**TASK DIRECTIONS**
Spot each line in the records below where the word "title" occurs, then copy it.

---------- STORED RECORDS

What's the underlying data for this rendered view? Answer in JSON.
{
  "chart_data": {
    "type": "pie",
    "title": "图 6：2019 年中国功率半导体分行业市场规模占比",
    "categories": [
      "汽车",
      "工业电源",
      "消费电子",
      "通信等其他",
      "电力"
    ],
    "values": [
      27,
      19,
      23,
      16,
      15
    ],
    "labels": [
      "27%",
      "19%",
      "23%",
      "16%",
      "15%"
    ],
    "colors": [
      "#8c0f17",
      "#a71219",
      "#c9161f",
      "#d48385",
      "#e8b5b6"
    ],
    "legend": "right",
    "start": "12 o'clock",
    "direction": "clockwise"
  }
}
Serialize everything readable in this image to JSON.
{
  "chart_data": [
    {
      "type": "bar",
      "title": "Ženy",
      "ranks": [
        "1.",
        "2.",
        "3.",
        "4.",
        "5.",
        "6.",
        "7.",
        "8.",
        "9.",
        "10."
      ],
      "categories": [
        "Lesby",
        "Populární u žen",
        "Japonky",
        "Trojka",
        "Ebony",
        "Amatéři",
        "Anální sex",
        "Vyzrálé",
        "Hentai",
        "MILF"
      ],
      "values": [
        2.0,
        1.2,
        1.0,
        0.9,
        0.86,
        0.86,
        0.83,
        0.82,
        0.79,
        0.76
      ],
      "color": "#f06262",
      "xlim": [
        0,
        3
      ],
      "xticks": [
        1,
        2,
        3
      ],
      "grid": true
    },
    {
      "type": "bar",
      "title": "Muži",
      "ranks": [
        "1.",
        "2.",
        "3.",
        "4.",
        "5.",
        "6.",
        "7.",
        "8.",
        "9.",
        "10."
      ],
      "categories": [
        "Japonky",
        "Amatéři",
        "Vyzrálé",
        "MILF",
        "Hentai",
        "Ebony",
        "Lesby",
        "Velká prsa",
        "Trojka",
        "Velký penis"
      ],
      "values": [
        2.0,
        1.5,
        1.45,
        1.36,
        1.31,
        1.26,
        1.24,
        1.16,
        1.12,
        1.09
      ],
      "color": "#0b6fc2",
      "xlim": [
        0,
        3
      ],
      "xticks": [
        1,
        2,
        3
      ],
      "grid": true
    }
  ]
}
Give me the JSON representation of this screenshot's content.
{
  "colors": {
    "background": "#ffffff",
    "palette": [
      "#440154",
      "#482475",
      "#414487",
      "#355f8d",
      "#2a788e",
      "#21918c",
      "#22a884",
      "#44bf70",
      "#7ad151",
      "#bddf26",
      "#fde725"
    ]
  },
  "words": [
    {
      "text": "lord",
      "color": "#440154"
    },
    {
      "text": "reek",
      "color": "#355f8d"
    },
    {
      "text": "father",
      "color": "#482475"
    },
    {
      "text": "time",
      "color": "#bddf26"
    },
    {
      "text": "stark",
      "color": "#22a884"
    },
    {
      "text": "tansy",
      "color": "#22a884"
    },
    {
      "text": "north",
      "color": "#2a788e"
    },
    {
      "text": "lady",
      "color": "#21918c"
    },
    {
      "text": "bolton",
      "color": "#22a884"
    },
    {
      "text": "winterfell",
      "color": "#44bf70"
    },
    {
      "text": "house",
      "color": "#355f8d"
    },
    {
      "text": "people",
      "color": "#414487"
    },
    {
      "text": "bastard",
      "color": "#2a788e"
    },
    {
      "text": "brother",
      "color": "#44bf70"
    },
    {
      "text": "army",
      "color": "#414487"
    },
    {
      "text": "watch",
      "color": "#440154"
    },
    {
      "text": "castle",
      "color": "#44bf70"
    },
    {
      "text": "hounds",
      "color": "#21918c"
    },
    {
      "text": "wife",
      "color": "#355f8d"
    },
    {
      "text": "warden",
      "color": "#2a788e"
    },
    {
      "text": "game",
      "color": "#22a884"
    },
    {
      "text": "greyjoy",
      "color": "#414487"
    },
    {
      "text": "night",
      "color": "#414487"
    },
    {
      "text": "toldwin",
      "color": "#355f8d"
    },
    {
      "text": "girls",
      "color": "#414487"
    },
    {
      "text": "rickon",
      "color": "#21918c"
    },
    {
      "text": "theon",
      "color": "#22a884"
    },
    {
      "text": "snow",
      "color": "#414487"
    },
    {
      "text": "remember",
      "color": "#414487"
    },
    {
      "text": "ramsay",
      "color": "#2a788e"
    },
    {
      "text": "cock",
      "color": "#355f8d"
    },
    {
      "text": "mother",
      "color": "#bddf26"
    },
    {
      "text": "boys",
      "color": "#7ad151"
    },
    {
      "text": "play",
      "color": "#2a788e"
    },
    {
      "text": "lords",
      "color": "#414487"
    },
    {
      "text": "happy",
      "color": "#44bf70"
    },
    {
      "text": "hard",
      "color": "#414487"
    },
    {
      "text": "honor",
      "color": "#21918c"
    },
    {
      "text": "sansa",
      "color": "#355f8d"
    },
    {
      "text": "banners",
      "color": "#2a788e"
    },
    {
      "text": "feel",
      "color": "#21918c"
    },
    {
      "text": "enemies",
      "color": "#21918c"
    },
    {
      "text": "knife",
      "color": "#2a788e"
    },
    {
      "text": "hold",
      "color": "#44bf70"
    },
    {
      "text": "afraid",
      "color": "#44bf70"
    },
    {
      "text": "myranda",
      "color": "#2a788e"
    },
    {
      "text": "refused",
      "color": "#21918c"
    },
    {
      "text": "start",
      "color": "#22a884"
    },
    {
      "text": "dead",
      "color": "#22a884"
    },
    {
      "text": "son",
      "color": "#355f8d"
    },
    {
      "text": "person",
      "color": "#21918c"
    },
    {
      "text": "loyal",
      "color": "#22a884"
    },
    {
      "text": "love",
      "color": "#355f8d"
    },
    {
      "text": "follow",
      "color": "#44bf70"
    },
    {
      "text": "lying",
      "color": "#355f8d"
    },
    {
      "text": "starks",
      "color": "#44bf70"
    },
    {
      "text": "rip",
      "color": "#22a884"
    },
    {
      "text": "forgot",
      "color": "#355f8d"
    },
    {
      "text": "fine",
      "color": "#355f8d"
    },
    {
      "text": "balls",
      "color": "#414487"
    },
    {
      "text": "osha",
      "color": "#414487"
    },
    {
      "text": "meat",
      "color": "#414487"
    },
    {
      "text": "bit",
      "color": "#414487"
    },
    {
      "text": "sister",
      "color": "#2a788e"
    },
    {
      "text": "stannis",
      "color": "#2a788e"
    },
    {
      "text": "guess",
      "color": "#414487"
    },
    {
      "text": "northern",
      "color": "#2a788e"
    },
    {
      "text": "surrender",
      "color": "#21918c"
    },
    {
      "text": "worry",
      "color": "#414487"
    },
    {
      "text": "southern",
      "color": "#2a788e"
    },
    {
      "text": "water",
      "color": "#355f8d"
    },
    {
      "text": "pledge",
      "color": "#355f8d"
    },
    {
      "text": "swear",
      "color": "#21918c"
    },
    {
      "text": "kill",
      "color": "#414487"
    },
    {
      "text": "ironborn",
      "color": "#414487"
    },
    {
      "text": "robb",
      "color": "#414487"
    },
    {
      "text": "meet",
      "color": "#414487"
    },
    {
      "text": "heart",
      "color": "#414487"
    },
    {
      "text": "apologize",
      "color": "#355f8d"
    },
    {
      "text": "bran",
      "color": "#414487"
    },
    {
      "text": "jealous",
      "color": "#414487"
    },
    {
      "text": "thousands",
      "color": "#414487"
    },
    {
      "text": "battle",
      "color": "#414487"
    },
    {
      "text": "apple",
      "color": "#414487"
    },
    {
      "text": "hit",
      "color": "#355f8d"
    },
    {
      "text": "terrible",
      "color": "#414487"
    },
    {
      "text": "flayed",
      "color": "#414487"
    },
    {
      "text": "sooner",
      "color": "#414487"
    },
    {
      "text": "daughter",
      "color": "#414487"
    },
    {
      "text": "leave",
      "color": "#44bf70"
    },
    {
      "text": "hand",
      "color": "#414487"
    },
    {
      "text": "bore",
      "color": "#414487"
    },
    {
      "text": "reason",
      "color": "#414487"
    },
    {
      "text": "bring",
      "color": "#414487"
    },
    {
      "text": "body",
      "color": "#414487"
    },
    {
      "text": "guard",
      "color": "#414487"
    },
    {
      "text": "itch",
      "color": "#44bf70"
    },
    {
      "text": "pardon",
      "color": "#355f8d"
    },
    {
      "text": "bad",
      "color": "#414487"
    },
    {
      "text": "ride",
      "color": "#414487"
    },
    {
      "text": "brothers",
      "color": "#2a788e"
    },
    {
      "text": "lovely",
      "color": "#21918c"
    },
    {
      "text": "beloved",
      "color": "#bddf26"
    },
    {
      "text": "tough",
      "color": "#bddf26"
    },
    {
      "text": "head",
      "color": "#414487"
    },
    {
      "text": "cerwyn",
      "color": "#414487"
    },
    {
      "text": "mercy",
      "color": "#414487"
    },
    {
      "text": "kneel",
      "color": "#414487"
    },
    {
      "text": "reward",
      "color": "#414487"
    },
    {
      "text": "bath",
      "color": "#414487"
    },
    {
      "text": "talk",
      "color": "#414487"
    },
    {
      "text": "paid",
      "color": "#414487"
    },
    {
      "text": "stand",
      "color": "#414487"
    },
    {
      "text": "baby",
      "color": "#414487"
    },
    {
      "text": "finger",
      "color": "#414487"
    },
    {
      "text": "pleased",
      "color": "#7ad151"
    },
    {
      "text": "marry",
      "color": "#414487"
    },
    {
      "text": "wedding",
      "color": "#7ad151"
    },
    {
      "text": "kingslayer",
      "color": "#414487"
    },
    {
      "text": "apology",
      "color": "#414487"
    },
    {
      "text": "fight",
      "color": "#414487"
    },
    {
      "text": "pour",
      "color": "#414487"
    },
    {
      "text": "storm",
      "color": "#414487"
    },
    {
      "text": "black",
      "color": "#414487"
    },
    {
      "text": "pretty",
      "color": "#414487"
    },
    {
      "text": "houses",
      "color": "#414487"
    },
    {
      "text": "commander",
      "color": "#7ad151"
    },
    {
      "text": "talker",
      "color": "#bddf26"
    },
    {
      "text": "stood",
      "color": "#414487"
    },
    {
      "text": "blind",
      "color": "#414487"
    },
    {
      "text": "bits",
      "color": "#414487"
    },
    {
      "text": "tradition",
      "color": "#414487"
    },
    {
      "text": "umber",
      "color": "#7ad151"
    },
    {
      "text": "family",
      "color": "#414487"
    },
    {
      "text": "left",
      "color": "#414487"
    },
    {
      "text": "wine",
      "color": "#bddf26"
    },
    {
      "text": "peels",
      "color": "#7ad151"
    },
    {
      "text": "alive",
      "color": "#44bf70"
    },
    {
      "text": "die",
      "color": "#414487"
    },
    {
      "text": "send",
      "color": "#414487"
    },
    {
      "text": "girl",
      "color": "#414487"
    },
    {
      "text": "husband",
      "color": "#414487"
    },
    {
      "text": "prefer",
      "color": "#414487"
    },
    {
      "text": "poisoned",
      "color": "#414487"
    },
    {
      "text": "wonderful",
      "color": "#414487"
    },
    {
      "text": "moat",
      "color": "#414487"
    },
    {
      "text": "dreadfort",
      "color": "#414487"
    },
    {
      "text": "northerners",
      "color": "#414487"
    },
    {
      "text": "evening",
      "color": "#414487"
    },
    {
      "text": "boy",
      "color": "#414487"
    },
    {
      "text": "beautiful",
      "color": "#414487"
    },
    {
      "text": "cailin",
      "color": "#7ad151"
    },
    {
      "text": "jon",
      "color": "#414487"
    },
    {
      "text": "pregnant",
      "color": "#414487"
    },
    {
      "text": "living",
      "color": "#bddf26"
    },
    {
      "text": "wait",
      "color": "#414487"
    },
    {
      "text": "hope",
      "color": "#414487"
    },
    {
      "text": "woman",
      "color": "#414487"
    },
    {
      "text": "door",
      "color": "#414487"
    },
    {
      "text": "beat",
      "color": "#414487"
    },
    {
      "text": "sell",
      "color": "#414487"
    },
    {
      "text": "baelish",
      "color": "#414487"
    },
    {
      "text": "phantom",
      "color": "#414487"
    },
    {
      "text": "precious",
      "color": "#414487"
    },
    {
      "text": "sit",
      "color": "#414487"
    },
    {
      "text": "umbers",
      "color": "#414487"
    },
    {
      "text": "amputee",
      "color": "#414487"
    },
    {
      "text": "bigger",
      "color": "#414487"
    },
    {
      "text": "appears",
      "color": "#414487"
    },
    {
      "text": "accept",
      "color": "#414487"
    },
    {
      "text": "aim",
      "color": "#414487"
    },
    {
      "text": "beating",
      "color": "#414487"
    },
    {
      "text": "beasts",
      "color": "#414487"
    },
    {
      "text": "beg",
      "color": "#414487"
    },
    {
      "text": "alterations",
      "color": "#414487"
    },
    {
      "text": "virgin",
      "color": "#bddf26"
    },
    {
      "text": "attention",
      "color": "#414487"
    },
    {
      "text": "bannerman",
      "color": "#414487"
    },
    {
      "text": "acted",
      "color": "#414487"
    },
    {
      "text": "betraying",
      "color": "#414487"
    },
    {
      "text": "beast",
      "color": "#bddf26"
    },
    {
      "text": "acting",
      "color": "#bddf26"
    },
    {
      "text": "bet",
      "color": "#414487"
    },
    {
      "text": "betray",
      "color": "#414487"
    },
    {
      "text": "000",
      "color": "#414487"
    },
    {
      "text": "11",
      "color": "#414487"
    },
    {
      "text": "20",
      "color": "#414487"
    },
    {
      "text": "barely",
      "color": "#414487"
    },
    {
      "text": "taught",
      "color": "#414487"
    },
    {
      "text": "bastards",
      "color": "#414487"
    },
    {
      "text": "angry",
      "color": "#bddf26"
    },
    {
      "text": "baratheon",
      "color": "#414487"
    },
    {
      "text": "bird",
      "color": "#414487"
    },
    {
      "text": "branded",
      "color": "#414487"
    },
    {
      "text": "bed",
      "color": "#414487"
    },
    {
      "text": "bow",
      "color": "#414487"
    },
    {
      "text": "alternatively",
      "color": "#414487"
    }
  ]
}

--------------------

**WRITTEN REPLY**
    "title": "图 6：2019 年中国功率半导体分行业市场规模占比",
      "title": "Ženy",
      "title": "Muži",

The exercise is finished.